TASK PROMPT: Write out the full set of records below exactly.

Structured figure records:
- - - - -
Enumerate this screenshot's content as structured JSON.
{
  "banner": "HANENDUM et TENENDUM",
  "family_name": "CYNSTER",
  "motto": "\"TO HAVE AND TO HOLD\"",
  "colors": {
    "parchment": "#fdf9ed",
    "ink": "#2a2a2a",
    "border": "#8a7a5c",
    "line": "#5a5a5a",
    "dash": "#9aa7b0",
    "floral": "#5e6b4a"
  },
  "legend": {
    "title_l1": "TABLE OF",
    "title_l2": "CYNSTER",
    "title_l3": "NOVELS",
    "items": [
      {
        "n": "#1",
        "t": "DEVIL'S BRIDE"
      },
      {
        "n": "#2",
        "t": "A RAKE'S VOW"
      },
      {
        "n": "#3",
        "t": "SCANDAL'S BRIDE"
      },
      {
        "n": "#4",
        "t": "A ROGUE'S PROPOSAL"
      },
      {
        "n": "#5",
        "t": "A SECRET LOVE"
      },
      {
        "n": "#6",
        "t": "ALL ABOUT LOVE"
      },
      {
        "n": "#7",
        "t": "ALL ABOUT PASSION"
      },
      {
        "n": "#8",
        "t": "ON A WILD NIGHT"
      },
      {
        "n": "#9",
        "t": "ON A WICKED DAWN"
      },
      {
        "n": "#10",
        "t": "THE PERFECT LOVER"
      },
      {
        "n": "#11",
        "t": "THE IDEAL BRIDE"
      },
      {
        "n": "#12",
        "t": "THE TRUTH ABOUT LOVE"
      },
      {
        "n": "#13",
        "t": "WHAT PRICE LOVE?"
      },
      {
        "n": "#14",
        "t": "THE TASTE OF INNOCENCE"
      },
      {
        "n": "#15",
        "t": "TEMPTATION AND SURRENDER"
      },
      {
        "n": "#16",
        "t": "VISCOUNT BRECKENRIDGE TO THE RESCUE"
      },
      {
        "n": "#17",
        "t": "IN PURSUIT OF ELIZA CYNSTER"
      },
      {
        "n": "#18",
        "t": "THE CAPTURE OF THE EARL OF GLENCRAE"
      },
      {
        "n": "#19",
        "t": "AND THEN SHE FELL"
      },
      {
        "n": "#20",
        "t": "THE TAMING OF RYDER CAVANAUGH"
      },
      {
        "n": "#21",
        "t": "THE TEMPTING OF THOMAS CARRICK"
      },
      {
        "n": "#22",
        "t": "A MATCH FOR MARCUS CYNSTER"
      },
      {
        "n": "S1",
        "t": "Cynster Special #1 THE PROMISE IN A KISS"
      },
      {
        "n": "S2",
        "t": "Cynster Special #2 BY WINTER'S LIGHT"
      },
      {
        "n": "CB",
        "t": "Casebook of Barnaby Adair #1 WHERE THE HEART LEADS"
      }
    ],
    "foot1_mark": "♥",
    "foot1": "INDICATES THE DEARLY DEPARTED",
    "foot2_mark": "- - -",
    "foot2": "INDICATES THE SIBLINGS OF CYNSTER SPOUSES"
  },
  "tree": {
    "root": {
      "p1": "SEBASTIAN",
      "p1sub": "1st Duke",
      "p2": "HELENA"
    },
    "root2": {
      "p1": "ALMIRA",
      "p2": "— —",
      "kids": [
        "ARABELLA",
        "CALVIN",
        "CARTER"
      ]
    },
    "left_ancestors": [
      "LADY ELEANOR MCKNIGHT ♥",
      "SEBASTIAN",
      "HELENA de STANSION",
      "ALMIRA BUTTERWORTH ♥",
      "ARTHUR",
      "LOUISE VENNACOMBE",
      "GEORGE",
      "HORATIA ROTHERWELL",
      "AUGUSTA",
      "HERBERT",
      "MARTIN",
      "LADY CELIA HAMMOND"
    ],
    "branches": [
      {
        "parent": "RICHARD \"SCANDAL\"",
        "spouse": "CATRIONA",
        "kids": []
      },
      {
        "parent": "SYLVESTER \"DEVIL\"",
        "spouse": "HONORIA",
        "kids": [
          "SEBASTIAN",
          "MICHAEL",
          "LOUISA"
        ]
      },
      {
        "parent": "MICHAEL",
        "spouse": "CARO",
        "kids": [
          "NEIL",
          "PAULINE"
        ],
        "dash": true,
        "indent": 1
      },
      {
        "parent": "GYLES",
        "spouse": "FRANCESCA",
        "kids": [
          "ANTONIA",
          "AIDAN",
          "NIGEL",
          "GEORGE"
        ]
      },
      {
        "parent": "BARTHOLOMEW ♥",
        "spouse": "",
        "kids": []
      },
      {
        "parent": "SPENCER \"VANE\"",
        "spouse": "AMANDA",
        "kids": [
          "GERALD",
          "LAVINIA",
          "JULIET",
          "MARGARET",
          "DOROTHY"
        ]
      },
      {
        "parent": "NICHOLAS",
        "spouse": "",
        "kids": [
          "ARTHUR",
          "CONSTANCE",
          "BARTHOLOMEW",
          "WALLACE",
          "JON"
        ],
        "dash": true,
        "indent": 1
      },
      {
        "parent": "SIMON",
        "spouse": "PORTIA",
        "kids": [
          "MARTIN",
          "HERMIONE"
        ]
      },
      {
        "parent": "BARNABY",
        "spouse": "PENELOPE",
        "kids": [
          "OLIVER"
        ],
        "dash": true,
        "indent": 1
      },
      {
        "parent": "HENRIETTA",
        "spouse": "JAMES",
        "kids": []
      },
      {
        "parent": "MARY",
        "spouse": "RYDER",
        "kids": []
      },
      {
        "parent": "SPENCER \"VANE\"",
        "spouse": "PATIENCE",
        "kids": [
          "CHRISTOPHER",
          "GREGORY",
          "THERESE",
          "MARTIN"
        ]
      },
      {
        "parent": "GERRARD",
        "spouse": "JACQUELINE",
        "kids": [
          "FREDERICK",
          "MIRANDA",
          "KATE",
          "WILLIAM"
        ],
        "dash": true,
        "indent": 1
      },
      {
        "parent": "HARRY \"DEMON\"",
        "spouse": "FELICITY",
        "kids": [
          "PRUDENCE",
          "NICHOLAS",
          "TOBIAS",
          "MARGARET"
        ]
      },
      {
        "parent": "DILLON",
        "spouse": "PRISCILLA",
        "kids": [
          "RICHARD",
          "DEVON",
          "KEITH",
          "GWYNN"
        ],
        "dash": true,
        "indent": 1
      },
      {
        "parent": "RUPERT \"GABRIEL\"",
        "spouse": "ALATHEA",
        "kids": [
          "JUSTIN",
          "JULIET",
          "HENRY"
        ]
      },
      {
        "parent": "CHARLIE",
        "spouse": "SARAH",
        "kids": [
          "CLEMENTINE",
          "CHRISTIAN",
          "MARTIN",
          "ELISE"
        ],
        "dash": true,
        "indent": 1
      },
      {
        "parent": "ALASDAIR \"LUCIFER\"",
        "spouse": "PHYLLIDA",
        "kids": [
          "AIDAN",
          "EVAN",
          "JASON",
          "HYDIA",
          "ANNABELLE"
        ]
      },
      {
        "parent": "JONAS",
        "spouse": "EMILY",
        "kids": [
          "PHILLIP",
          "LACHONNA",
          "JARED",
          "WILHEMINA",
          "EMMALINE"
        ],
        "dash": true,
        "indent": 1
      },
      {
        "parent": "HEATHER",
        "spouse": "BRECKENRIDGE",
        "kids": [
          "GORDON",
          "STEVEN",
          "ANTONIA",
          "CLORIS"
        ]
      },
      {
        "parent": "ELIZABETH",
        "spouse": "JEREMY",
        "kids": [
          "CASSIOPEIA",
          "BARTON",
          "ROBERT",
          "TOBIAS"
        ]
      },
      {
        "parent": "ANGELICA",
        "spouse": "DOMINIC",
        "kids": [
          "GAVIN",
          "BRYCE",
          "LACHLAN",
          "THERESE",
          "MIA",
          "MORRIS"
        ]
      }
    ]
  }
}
- - - - -
TASK SOLUTION:
Enumerate this screenshot's content as structured JSON.
{
  "banner": "HANENDUM et TENENDUM",
  "family_name": "CYNSTER",
  "motto": "\"TO HAVE AND TO HOLD\"",
  "colors": {
    "parchment": "#fdf9ed",
    "ink": "#2a2a2a",
    "border": "#8a7a5c",
    "line": "#5a5a5a",
    "dash": "#9aa7b0",
    "floral": "#5e6b4a"
  },
  "legend": {
    "title_l1": "TABLE OF",
    "title_l2": "CYNSTER",
    "title_l3": "NOVELS",
    "items": [
      {
        "n": "#1",
        "t": "DEVIL'S BRIDE"
      },
      {
        "n": "#2",
        "t": "A RAKE'S VOW"
      },
      {
        "n": "#3",
        "t": "SCANDAL'S BRIDE"
      },
      {
        "n": "#4",
        "t": "A ROGUE'S PROPOSAL"
      },
      {
        "n": "#5",
        "t": "A SECRET LOVE"
      },
      {
        "n": "#6",
        "t": "ALL ABOUT LOVE"
      },
      {
        "n": "#7",
        "t": "ALL ABOUT PASSION"
      },
      {
        "n": "#8",
        "t": "ON A WILD NIGHT"
      },
      {
        "n": "#9",
        "t": "ON A WICKED DAWN"
      },
      {
        "n": "#10",
        "t": "THE PERFECT LOVER"
      },
      {
        "n": "#11",
        "t": "THE IDEAL BRIDE"
      },
      {
        "n": "#12",
        "t": "THE TRUTH ABOUT LOVE"
      },
      {
        "n": "#13",
        "t": "WHAT PRICE LOVE?"
      },
      {
        "n": "#14",
        "t": "THE TASTE OF INNOCENCE"
      },
      {
        "n": "#15",
        "t": "TEMPTATION AND SURRENDER"
      },
      {
        "n": "#16",
        "t": "VISCOUNT BRECKENRIDGE TO THE RESCUE"
      },
      {
        "n": "#17",
        "t": "IN PURSUIT OF ELIZA CYNSTER"
      },
      {
        "n": "#18",
        "t": "THE CAPTURE OF THE EARL OF GLENCRAE"
      },
      {
        "n": "#19",
        "t": "AND THEN SHE FELL"
      },
      {
        "n": "#20",
        "t": "THE TAMING OF RYDER CAVANAUGH"
      },
      {
        "n": "#21",
        "t": "THE TEMPTING OF THOMAS CARRICK"
      },
      {
        "n": "#22",
        "t": "A MATCH FOR MARCUS CYNSTER"
      },
      {
        "n": "S1",
        "t": "Cynster Special #1 THE PROMISE IN A KISS"
      },
      {
        "n": "S2",
        "t": "Cynster Special #2 BY WINTER'S LIGHT"
      },
      {
        "n": "CB",
        "t": "Casebook of Barnaby Adair #1 WHERE THE HEART LEADS"
      }
    ],
    "foot1_mark": "♥",
    "foot1": "INDICATES THE DEARLY DEPARTED",
    "foot2_mark": "- - -",
    "foot2": "INDICATES THE SIBLINGS OF CYNSTER SPOUSES"
  },
  "tree": {
    "root": {
      "p1": "SEBASTIAN",
      "p1sub": "1st Duke",
      "p2": "HELENA"
    },
    "root2": {
      "p1": "ALMIRA",
      "p2": "— —",
      "kids": [
        "ARABELLA",
        "CALVIN",
        "CARTER"
      ]
    },
    "left_ancestors": [
      "LADY ELEANOR MCKNIGHT ♥",
      "SEBASTIAN",
      "HELENA de STANSION",
      "ALMIRA BUTTERWORTH ♥",
      "ARTHUR",
      "LOUISE VENNACOMBE",
      "GEORGE",
      "HORATIA ROTHERWELL",
      "AUGUSTA",
      "HERBERT",
      "MARTIN",
      "LADY CELIA HAMMOND"
    ],
    "branches": [
      {
        "parent": "RICHARD \"SCANDAL\"",
        "spouse": "CATRIONA",
        "kids": []
      },
      {
        "parent": "SYLVESTER \"DEVIL\"",
        "spouse": "HONORIA",
        "kids": [
          "SEBASTIAN",
          "MICHAEL",
          "LOUISA"
        ]
      },
      {
        "parent": "MICHAEL",
        "spouse": "CARO",
        "kids": [
          "NEIL",
          "PAULINE"
        ],
        "dash": true,
        "indent": 1
      },
      {
        "parent": "GYLES",
        "spouse": "FRANCESCA",
        "kids": [
          "ANTONIA",
          "AIDAN",
          "NIGEL",
          "GEORGE"
        ]
      },
      {
        "parent": "BARTHOLOMEW ♥",
        "spouse": "",
        "kids": []
      },
      {
        "parent": "SPENCER \"VANE\"",
        "spouse": "AMANDA",
        "kids": [
          "GERALD",
          "LAVINIA",
          "JULIET",
          "MARGARET",
          "DOROTHY"
        ]
      },
      {
        "parent": "NICHOLAS",
        "spouse": "",
        "kids": [
          "ARTHUR",
          "CONSTANCE",
          "BARTHOLOMEW",
          "WALLACE",
          "JON"
        ],
        "dash": true,
        "indent": 1
      },
      {
        "parent": "SIMON",
        "spouse": "PORTIA",
        "kids": [
          "MARTIN",
          "HERMIONE"
        ]
      },
      {
        "parent": "BARNABY",
        "spouse": "PENELOPE",
        "kids": [
          "OLIVER"
        ],
        "dash": true,
        "indent": 1
      },
      {
        "parent": "HENRIETTA",
        "spouse": "JAMES",
        "kids": []
      },
      {
        "parent": "MARY",
        "spouse": "RYDER",
        "kids": []
      },
      {
        "parent": "SPENCER \"VANE\"",
        "spouse": "PATIENCE",
        "kids": [
          "CHRISTOPHER",
          "GREGORY",
          "THERESE",
          "MARTIN"
        ]
      },
      {
        "parent": "GERRARD",
        "spouse": "JACQUELINE",
        "kids": [
          "FREDERICK",
          "MIRANDA",
          "KATE",
          "WILLIAM"
        ],
        "dash": true,
        "indent": 1
      },
      {
        "parent": "HARRY \"DEMON\"",
        "spouse": "FELICITY",
        "kids": [
          "PRUDENCE",
          "NICHOLAS",
          "TOBIAS",
          "MARGARET"
        ]
      },
      {
        "parent": "DILLON",
        "spouse": "PRISCILLA",
        "kids": [
          "RICHARD",
          "DEVON",
          "KEITH",
          "GWYNN"
        ],
        "dash": true,
        "indent": 1
      },
      {
        "parent": "RUPERT \"GABRIEL\"",
        "spouse": "ALATHEA",
        "kids": [
          "JUSTIN",
          "JULIET",
          "HENRY"
        ]
      },
      {
        "parent": "CHARLIE",
        "spouse": "SARAH",
        "kids": [
          "CLEMENTINE",
          "CHRISTIAN",
          "MARTIN",
          "ELISE"
        ],
        "dash": true,
        "indent": 1
      },
      {
        "parent": "ALASDAIR \"LUCIFER\"",
        "spouse": "PHYLLIDA",
        "kids": [
          "AIDAN",
          "EVAN",
          "JASON",
          "HYDIA",
          "ANNABELLE"
        ]
      },
      {
        "parent": "JONAS",
        "spouse": "EMILY",
        "kids": [
          "PHILLIP",
          "LACHONNA",
          "JARED",
          "WILHEMINA",
          "EMMALINE"
        ],
        "dash": true,
        "indent": 1
      },
      {
        "parent": "HEATHER",
        "spouse": "BRECKENRIDGE",
        "kids": [
          "GORDON",
          "STEVEN",
          "ANTONIA",
          "CLORIS"
        ]
      },
      {
        "parent": "ELIZABETH",
        "spouse": "JEREMY",
        "kids": [
          "CASSIOPEIA",
          "BARTON",
          "ROBERT",
          "TOBIAS"
        ]
      },
      {
        "parent": "ANGELICA",
        "spouse": "DOMINIC",
        "kids": [
          "GAVIN",
          "BRYCE",
          "LACHLAN",
          "THERESE",
          "MIA",
          "MORRIS"
        ]
      }
    ]
  }
}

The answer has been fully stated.